### Texto da página
★ ★ ★
Sem constar na agenda oficial, o presidente Lula concedeu entrevista coletiva no Palácio do Planalto numa clara tentativa de tomar as rédeas das ações do governo em meio à queda de popularidade. Foi um dos primeiros sinais de mudança na comunicação desde que Sidonio Palmeira assumiu a Secom.
Lula tratou de reforma ministerial, medidas fiscais, taxa de juros, eleição para presidentes da Câmara e Senado, planos para 2026, reajuste do diesel e aumento de preço dos alimentos. Falou por quase uma hora e meia, mas foi evasivo na maior parte das respostas.
Não cravou as mudanças que ocorrerão em seu ministério nos próximos meses. Negou que houve convite para a deputada Gleisi Hoffmann assumir uma pasta. Disse que a eleição no Congresso cabe aos partidos, deputados e senadores. Eximiu-se da responsabilidade do aumento no valor do diesel ao afirmar que a decisão é da Petrobras.
Lula, contudo, reconheceu que o governo não entregou tudo o que prometeu durante campanha. Também apontou para algumas possibilidades que levaram o preço da carne, em especial a picanha, ter subido tanto.
De respostas efetivas, admitiu que o governo não tem nos planos sugerir nenhuma nova medida fiscal. Confirmou ainda, sem dar detalhe, que vai enviar ao Congresso a proposta que prevê isenção de Imposto de Renda a quem ganha até 5 mil reais.
De resto, prometeu a jornalistas mais entrevistas como a que ocorreu hoje. Não é a primeira vez que o presidente, ciente dos problemas de comunicação do governo, garante que haverá maior proximidade com os profissionais que cobrem o Palácio do Planalto. Não foi o que ocorreu até hoje.
Se o cenário mudar, será uma vitória de Sidonio. Até agora, Lula vinha sendo blindado pela primeira-dama Janja. Paravam nela as solicitações de entrevistas e as tentativas de contato que ministros, parlamentares e figurões do PT buscavam com o presidente.
★ ★ ★
### Conteúdo dos dados
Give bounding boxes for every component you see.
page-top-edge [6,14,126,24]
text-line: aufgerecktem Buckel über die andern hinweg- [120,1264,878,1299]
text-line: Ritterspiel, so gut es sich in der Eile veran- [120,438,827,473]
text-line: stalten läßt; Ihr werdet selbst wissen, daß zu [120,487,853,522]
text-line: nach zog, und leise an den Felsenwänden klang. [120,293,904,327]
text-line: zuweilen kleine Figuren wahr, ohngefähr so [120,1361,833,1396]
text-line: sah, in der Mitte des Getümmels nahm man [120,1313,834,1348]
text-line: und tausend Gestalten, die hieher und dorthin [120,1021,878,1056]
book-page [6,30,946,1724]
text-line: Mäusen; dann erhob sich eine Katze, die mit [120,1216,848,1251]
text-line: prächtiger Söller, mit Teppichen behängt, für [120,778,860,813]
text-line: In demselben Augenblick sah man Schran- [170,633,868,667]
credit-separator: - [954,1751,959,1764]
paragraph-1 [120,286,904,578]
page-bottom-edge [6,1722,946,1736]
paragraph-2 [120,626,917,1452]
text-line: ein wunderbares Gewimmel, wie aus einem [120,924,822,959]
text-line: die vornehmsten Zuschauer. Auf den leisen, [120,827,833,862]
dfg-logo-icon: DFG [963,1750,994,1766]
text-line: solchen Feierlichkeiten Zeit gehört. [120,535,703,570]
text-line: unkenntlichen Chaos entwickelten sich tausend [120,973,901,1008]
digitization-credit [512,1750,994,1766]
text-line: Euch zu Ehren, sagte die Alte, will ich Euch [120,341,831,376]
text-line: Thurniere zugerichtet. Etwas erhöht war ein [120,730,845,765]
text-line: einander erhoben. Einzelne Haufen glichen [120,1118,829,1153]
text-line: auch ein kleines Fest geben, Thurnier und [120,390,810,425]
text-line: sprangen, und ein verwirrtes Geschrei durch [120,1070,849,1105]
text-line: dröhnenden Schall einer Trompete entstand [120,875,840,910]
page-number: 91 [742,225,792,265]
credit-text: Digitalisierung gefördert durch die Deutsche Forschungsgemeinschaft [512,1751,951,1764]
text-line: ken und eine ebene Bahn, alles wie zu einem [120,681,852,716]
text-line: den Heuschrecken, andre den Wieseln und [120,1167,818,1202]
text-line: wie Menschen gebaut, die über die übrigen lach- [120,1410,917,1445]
★ ★ ★
### Complete o seguinte
1 > Liste todos os assuntos que, segundo a notícia sobre a entrevista de Lula, o presidente tratou na coletiva.
2 > Transcreva, sem alterações, o trecho da notícia sobre a entrevista de Lula que começa nas palavras que contêm "Lula tratou de" e termina em "é da Petrobras.".

### Resultados esperados
1 >
- Reforma ministerial
- Medidas fiscais
- Taxa de juros
- Eleição para presidentes da Câmara e Senado
- Planos para 2026
- Reajuste do diesel
- Aumento de preço dos alimentos

2 >
Lula tratou de reforma ministerial, medidas fiscais, taxa de juros, eleição para presidentes da Câmara e Senado, planos para 2026, reajuste do diesel e aumento de preço dos alimentos. Falou por quase uma hora e meia, mas foi evasivo na maior parte das respostas.
Não cravou as mudanças que ocorrerão em seu ministério nos próximos meses. Negou que houve convite para a deputada Gleisi Hoffmann assumir uma pasta. Disse que a eleição no Congresso cabe aos partidos, deputados e senadores. Eximiu-se da responsabilidade do aumento no valor do diesel ao afirmar que a decisão é da Petrobras.